- **Data extracts**
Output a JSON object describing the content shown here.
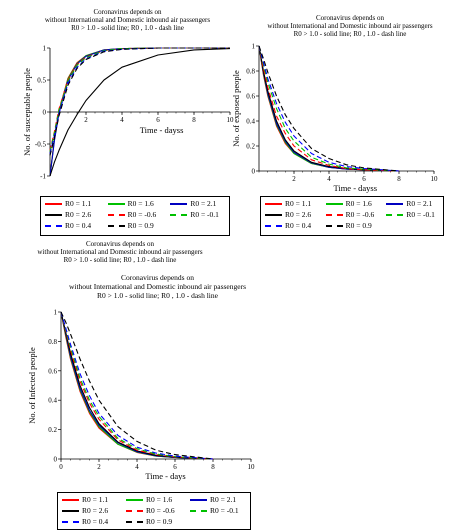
{
  "lone_title": {
    "line1": "Coronavirus depends on",
    "line2": "without International and Domestic inbound air passengers",
    "line3": "R0 > 1.0 - solid line; R0 , 1.0 - dash line"
  },
  "colors": {
    "R0 = 1.1": "#ff0000",
    "R0 = 1.6": "#00c000",
    "R0 = 2.1": "#0000c0",
    "R0 = 2.6": "#000000",
    "R0 = -0.6": "#ff0000",
    "R0 = -0.1": "#00c000",
    "R0 = 0.4": "#0000ff",
    "R0 = 0.9": "#000000"
  },
  "legend_rows": [
    [
      {
        "label": "R0 = 1.1",
        "dash": false
      },
      {
        "label": "R0 = 1.6",
        "dash": false
      },
      {
        "label": "R0 = 2.1",
        "dash": false
      }
    ],
    [
      {
        "label": "R0 = 2.6",
        "dash": false
      },
      {
        "label": "R0 = -0.6",
        "dash": true
      },
      {
        "label": "R0 = -0.1",
        "dash": true
      }
    ],
    [
      {
        "label": "R0 = 0.4",
        "dash": true
      },
      {
        "label": "R0 = 0.9",
        "dash": true
      }
    ]
  ],
  "chart_data": [
    {
      "type": "line",
      "title": [
        "Coronavirus depends on",
        "without International and Domestic inbound air passengers",
        "R0 > 1.0 - solid line; R0 , 1.0 - dash line"
      ],
      "xlabel": "Time - dayss",
      "ylabel": "No. of susceptable people",
      "xlim": [
        0,
        10
      ],
      "ylim": [
        -1,
        1
      ],
      "xticks": [
        "2",
        "4",
        "6",
        "8",
        "10"
      ],
      "yticks": [
        "-1",
        "-0.5",
        "0",
        "0.5",
        "1"
      ],
      "grid": false,
      "series": [
        {
          "name": "R0 = 1.1",
          "x": [
            0,
            0.25,
            0.5,
            1,
            1.5,
            2,
            3,
            4,
            6,
            8,
            10
          ],
          "y": [
            -1,
            -0.4,
            0.02,
            0.53,
            0.77,
            0.88,
            0.97,
            0.99,
            1,
            1,
            1
          ]
        },
        {
          "name": "R0 = 1.6",
          "x": [
            0,
            0.25,
            0.5,
            1,
            1.5,
            2,
            3,
            4,
            6,
            8,
            10
          ],
          "y": [
            -1,
            -0.42,
            0.0,
            0.52,
            0.76,
            0.88,
            0.97,
            0.99,
            1,
            1,
            1
          ]
        },
        {
          "name": "R0 = 2.1",
          "x": [
            0,
            0.25,
            0.5,
            1,
            1.5,
            2,
            3,
            4,
            6,
            8,
            10
          ],
          "y": [
            -1,
            -0.44,
            -0.02,
            0.5,
            0.75,
            0.87,
            0.97,
            0.99,
            1,
            1,
            1
          ]
        },
        {
          "name": "R0 = 2.6",
          "x": [
            0,
            0.25,
            0.5,
            1,
            1.5,
            2,
            3,
            4,
            6,
            8,
            10
          ],
          "y": [
            -1,
            -0.78,
            -0.6,
            -0.28,
            -0.04,
            0.18,
            0.5,
            0.7,
            0.89,
            0.97,
            0.99
          ]
        },
        {
          "name": "R0 = -0.6",
          "x": [
            0,
            0.25,
            0.5,
            1,
            1.5,
            2,
            3,
            4,
            6,
            8,
            10
          ],
          "y": [
            -0.6,
            -0.3,
            0.05,
            0.5,
            0.74,
            0.86,
            0.96,
            0.99,
            1,
            1,
            1
          ]
        },
        {
          "name": "R0 = -0.1",
          "x": [
            0,
            0.25,
            0.5,
            1,
            1.5,
            2,
            3,
            4,
            6,
            8,
            10
          ],
          "y": [
            -0.62,
            -0.32,
            0.03,
            0.48,
            0.73,
            0.85,
            0.96,
            0.99,
            1,
            1,
            1
          ]
        },
        {
          "name": "R0 = 0.4",
          "x": [
            0,
            0.25,
            0.5,
            1,
            1.5,
            2,
            3,
            4,
            6,
            8,
            10
          ],
          "y": [
            -0.65,
            -0.36,
            -0.02,
            0.45,
            0.7,
            0.83,
            0.95,
            0.98,
            1,
            1,
            1
          ]
        },
        {
          "name": "R0 = 0.9",
          "x": [
            0,
            0.25,
            0.5,
            1,
            1.5,
            2,
            3,
            4,
            6,
            8,
            10
          ],
          "y": [
            -0.68,
            -0.4,
            -0.06,
            0.42,
            0.68,
            0.82,
            0.94,
            0.98,
            1,
            1,
            1
          ]
        }
      ]
    },
    {
      "type": "line",
      "title": [
        "Coronavirus depends on",
        "without International and Domestic inbound air passengers",
        "R0 > 1.0 - solid line; R0 , 1.0 - dash line"
      ],
      "xlabel": "Time - dayss",
      "ylabel": "No. of exposed people",
      "xlim": [
        0,
        10
      ],
      "ylim": [
        0,
        1
      ],
      "xticks": [
        "2",
        "4",
        "6",
        "8",
        "10"
      ],
      "yticks": [
        "0",
        "0.2",
        "0.4",
        "0.6",
        "0.8",
        "1"
      ],
      "grid": false,
      "series": [
        {
          "name": "R0 = 1.1",
          "x": [
            0,
            0.25,
            0.5,
            1,
            1.5,
            2,
            3,
            4,
            5,
            6,
            8
          ],
          "y": [
            1,
            0.77,
            0.6,
            0.36,
            0.22,
            0.14,
            0.06,
            0.03,
            0.015,
            0.01,
            0.0
          ]
        },
        {
          "name": "R0 = 1.6",
          "x": [
            0,
            0.25,
            0.5,
            1,
            1.5,
            2,
            3,
            4,
            5,
            6,
            8
          ],
          "y": [
            1,
            0.78,
            0.61,
            0.37,
            0.23,
            0.14,
            0.06,
            0.03,
            0.015,
            0.01,
            0.0
          ]
        },
        {
          "name": "R0 = 2.1",
          "x": [
            0,
            0.25,
            0.5,
            1,
            1.5,
            2,
            3,
            4,
            5,
            6,
            8
          ],
          "y": [
            1,
            0.79,
            0.62,
            0.38,
            0.24,
            0.15,
            0.065,
            0.03,
            0.015,
            0.01,
            0.0
          ]
        },
        {
          "name": "R0 = 2.6",
          "x": [
            0,
            0.25,
            0.5,
            1,
            1.5,
            2,
            3,
            4,
            5,
            6,
            8
          ],
          "y": [
            1,
            0.8,
            0.64,
            0.4,
            0.25,
            0.16,
            0.07,
            0.035,
            0.02,
            0.01,
            0.0
          ]
        },
        {
          "name": "R0 = -0.6",
          "x": [
            0,
            0.25,
            0.5,
            1,
            1.5,
            2,
            3,
            4,
            5,
            6,
            8
          ],
          "y": [
            1,
            0.82,
            0.67,
            0.44,
            0.3,
            0.2,
            0.09,
            0.045,
            0.02,
            0.01,
            0.0
          ]
        },
        {
          "name": "R0 = -0.1",
          "x": [
            0,
            0.25,
            0.5,
            1,
            1.5,
            2,
            3,
            4,
            5,
            6,
            8
          ],
          "y": [
            1,
            0.85,
            0.71,
            0.5,
            0.34,
            0.24,
            0.11,
            0.055,
            0.025,
            0.015,
            0.0
          ]
        },
        {
          "name": "R0 = 0.4",
          "x": [
            0,
            0.25,
            0.5,
            1,
            1.5,
            2,
            3,
            4,
            5,
            6,
            8
          ],
          "y": [
            1,
            0.87,
            0.74,
            0.54,
            0.39,
            0.28,
            0.14,
            0.07,
            0.035,
            0.02,
            0.0
          ]
        },
        {
          "name": "R0 = 0.9",
          "x": [
            0,
            0.25,
            0.5,
            1,
            1.5,
            2,
            3,
            4,
            5,
            6,
            8
          ],
          "y": [
            1,
            0.9,
            0.79,
            0.6,
            0.45,
            0.34,
            0.18,
            0.1,
            0.05,
            0.025,
            0.0
          ]
        }
      ]
    },
    {
      "type": "line",
      "title": [
        "Coronavirus depends on",
        "without International and Domestic inbound air passengers",
        "R0 > 1.0 - solid line; R0 , 1.0 - dash line"
      ],
      "xlabel": "Time - days",
      "ylabel": "No. of Infected people",
      "xlim": [
        0,
        10
      ],
      "ylim": [
        0,
        1
      ],
      "xticks": [
        "0",
        "2",
        "4",
        "6",
        "8",
        "10"
      ],
      "yticks": [
        "0",
        "0.2",
        "0.4",
        "0.6",
        "0.8",
        "1"
      ],
      "grid": false,
      "series": [
        {
          "name": "R0 = 1.1",
          "x": [
            0,
            0.25,
            0.5,
            1,
            1.5,
            2,
            3,
            4,
            5,
            6,
            8
          ],
          "y": [
            1,
            0.83,
            0.68,
            0.46,
            0.31,
            0.21,
            0.1,
            0.045,
            0.02,
            0.01,
            0.0
          ]
        },
        {
          "name": "R0 = 1.6",
          "x": [
            0,
            0.25,
            0.5,
            1,
            1.5,
            2,
            3,
            4,
            5,
            6,
            8
          ],
          "y": [
            1,
            0.84,
            0.69,
            0.47,
            0.32,
            0.22,
            0.1,
            0.047,
            0.02,
            0.01,
            0.0
          ]
        },
        {
          "name": "R0 = 2.1",
          "x": [
            0,
            0.25,
            0.5,
            1,
            1.5,
            2,
            3,
            4,
            5,
            6,
            8
          ],
          "y": [
            1,
            0.85,
            0.7,
            0.48,
            0.33,
            0.23,
            0.11,
            0.05,
            0.022,
            0.01,
            0.0
          ]
        },
        {
          "name": "R0 = 2.6",
          "x": [
            0,
            0.25,
            0.5,
            1,
            1.5,
            2,
            3,
            4,
            5,
            6,
            8
          ],
          "y": [
            1,
            0.86,
            0.72,
            0.5,
            0.35,
            0.24,
            0.115,
            0.055,
            0.025,
            0.012,
            0.0
          ]
        },
        {
          "name": "R0 = -0.6",
          "x": [
            0,
            0.25,
            0.5,
            1,
            1.5,
            2,
            3,
            4,
            5,
            6,
            8
          ],
          "y": [
            1,
            0.87,
            0.74,
            0.53,
            0.38,
            0.27,
            0.13,
            0.06,
            0.03,
            0.014,
            0.0
          ]
        },
        {
          "name": "R0 = -0.1",
          "x": [
            0,
            0.25,
            0.5,
            1,
            1.5,
            2,
            3,
            4,
            5,
            6,
            8
          ],
          "y": [
            1,
            0.88,
            0.76,
            0.55,
            0.4,
            0.29,
            0.14,
            0.07,
            0.033,
            0.016,
            0.0
          ]
        },
        {
          "name": "R0 = 0.4",
          "x": [
            0,
            0.25,
            0.5,
            1,
            1.5,
            2,
            3,
            4,
            5,
            6,
            8
          ],
          "y": [
            1,
            0.89,
            0.78,
            0.58,
            0.43,
            0.31,
            0.16,
            0.08,
            0.04,
            0.02,
            0.0
          ]
        },
        {
          "name": "R0 = 0.9",
          "x": [
            0,
            0.25,
            0.5,
            1,
            1.5,
            2,
            3,
            4,
            5,
            6,
            8
          ],
          "y": [
            1,
            0.93,
            0.85,
            0.68,
            0.53,
            0.4,
            0.22,
            0.12,
            0.06,
            0.03,
            0.0
          ]
        }
      ]
    }
  ]
}
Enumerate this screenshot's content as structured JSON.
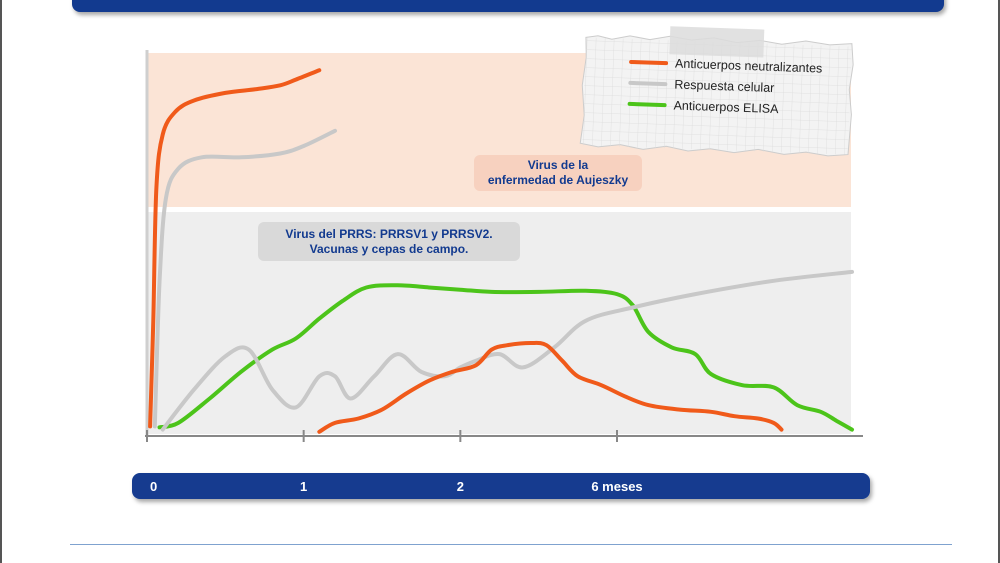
{
  "chart_data": {
    "type": "line",
    "title": "",
    "xlabel": "",
    "ylabel": "",
    "x_ticks": [
      {
        "x": 0,
        "label": "0"
      },
      {
        "x": 1,
        "label": "1"
      },
      {
        "x": 2,
        "label": "2"
      },
      {
        "x": 3,
        "label": "6 meses"
      }
    ],
    "xlim": [
      0,
      4.5
    ],
    "ylim": [
      0,
      1
    ],
    "grid": false,
    "legend": {
      "position": "top-right",
      "entries": [
        {
          "series": "neutralizing",
          "label": "Anticuerpos neutralizantes"
        },
        {
          "series": "cellular",
          "label": "Respuesta celular"
        },
        {
          "series": "elisa",
          "label": "Anticuerpos ELISA"
        }
      ]
    },
    "panels": [
      {
        "id": "aujeszky",
        "label": "Virus de la\nenfermedad de Aujeszky",
        "background": "#fbe4d6",
        "series": [
          {
            "id": "neutralizing",
            "color": "#f05a1a",
            "points": [
              [
                0.02,
                0.02
              ],
              [
                0.04,
                0.3
              ],
              [
                0.06,
                0.65
              ],
              [
                0.1,
                0.79
              ],
              [
                0.18,
                0.85
              ],
              [
                0.3,
                0.88
              ],
              [
                0.5,
                0.9
              ],
              [
                0.7,
                0.91
              ],
              [
                0.85,
                0.92
              ],
              [
                0.95,
                0.935
              ],
              [
                1.1,
                0.96
              ]
            ]
          },
          {
            "id": "cellular",
            "color": "#c8c8c8",
            "points": [
              [
                0.05,
                0.02
              ],
              [
                0.08,
                0.4
              ],
              [
                0.12,
                0.62
              ],
              [
                0.2,
                0.7
              ],
              [
                0.35,
                0.73
              ],
              [
                0.6,
                0.73
              ],
              [
                0.85,
                0.74
              ],
              [
                1.0,
                0.76
              ],
              [
                1.2,
                0.8
              ]
            ]
          }
        ]
      },
      {
        "id": "prrs",
        "label": "Virus del PRRS: PRRSV1 y PRRSV2.\nVacunas y cepas de campo.",
        "background": "#eeeeee",
        "series": [
          {
            "id": "elisa",
            "color": "#4cc41a",
            "points": [
              [
                0.08,
                0.03
              ],
              [
                0.2,
                0.05
              ],
              [
                0.4,
                0.16
              ],
              [
                0.6,
                0.28
              ],
              [
                0.8,
                0.38
              ],
              [
                0.95,
                0.43
              ],
              [
                1.1,
                0.52
              ],
              [
                1.25,
                0.6
              ],
              [
                1.4,
                0.66
              ],
              [
                1.6,
                0.67
              ],
              [
                1.8,
                0.66
              ],
              [
                2.0,
                0.65
              ],
              [
                2.2,
                0.64
              ],
              [
                2.5,
                0.64
              ],
              [
                2.8,
                0.645
              ],
              [
                3.0,
                0.63
              ],
              [
                3.1,
                0.58
              ],
              [
                3.2,
                0.46
              ],
              [
                3.35,
                0.39
              ],
              [
                3.5,
                0.36
              ],
              [
                3.6,
                0.27
              ],
              [
                3.8,
                0.22
              ],
              [
                4.0,
                0.21
              ],
              [
                4.15,
                0.13
              ],
              [
                4.3,
                0.1
              ],
              [
                4.4,
                0.06
              ],
              [
                4.5,
                0.02
              ]
            ]
          },
          {
            "id": "cellular",
            "color": "#c8c8c8",
            "points": [
              [
                0.1,
                0.02
              ],
              [
                0.3,
                0.2
              ],
              [
                0.5,
                0.35
              ],
              [
                0.65,
                0.38
              ],
              [
                0.8,
                0.2
              ],
              [
                0.95,
                0.12
              ],
              [
                1.1,
                0.26
              ],
              [
                1.2,
                0.26
              ],
              [
                1.3,
                0.16
              ],
              [
                1.45,
                0.26
              ],
              [
                1.6,
                0.36
              ],
              [
                1.75,
                0.28
              ],
              [
                1.9,
                0.26
              ],
              [
                2.0,
                0.3
              ],
              [
                2.1,
                0.33
              ],
              [
                2.25,
                0.36
              ],
              [
                2.4,
                0.3
              ],
              [
                2.6,
                0.39
              ],
              [
                2.8,
                0.51
              ],
              [
                3.1,
                0.57
              ],
              [
                3.5,
                0.63
              ],
              [
                4.0,
                0.69
              ],
              [
                4.5,
                0.73
              ]
            ]
          },
          {
            "id": "neutralizing",
            "color": "#f05a1a",
            "points": [
              [
                1.1,
                0.01
              ],
              [
                1.2,
                0.05
              ],
              [
                1.35,
                0.07
              ],
              [
                1.5,
                0.11
              ],
              [
                1.65,
                0.18
              ],
              [
                1.8,
                0.24
              ],
              [
                1.95,
                0.28
              ],
              [
                2.1,
                0.31
              ],
              [
                2.2,
                0.38
              ],
              [
                2.3,
                0.4
              ],
              [
                2.45,
                0.41
              ],
              [
                2.55,
                0.4
              ],
              [
                2.65,
                0.33
              ],
              [
                2.75,
                0.26
              ],
              [
                2.9,
                0.22
              ],
              [
                3.05,
                0.17
              ],
              [
                3.2,
                0.13
              ],
              [
                3.4,
                0.11
              ],
              [
                3.6,
                0.1
              ],
              [
                3.75,
                0.08
              ],
              [
                3.9,
                0.07
              ],
              [
                4.0,
                0.05
              ],
              [
                4.05,
                0.02
              ]
            ]
          }
        ]
      }
    ]
  }
}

- **About this task**
Could you return every line from the entries above in which the string "people" occurs?

- **Solution below**
      "ylabel": "No. of susceptable people",
      "ylabel": "No. of exposed people",
      "ylabel": "No. of Infected people",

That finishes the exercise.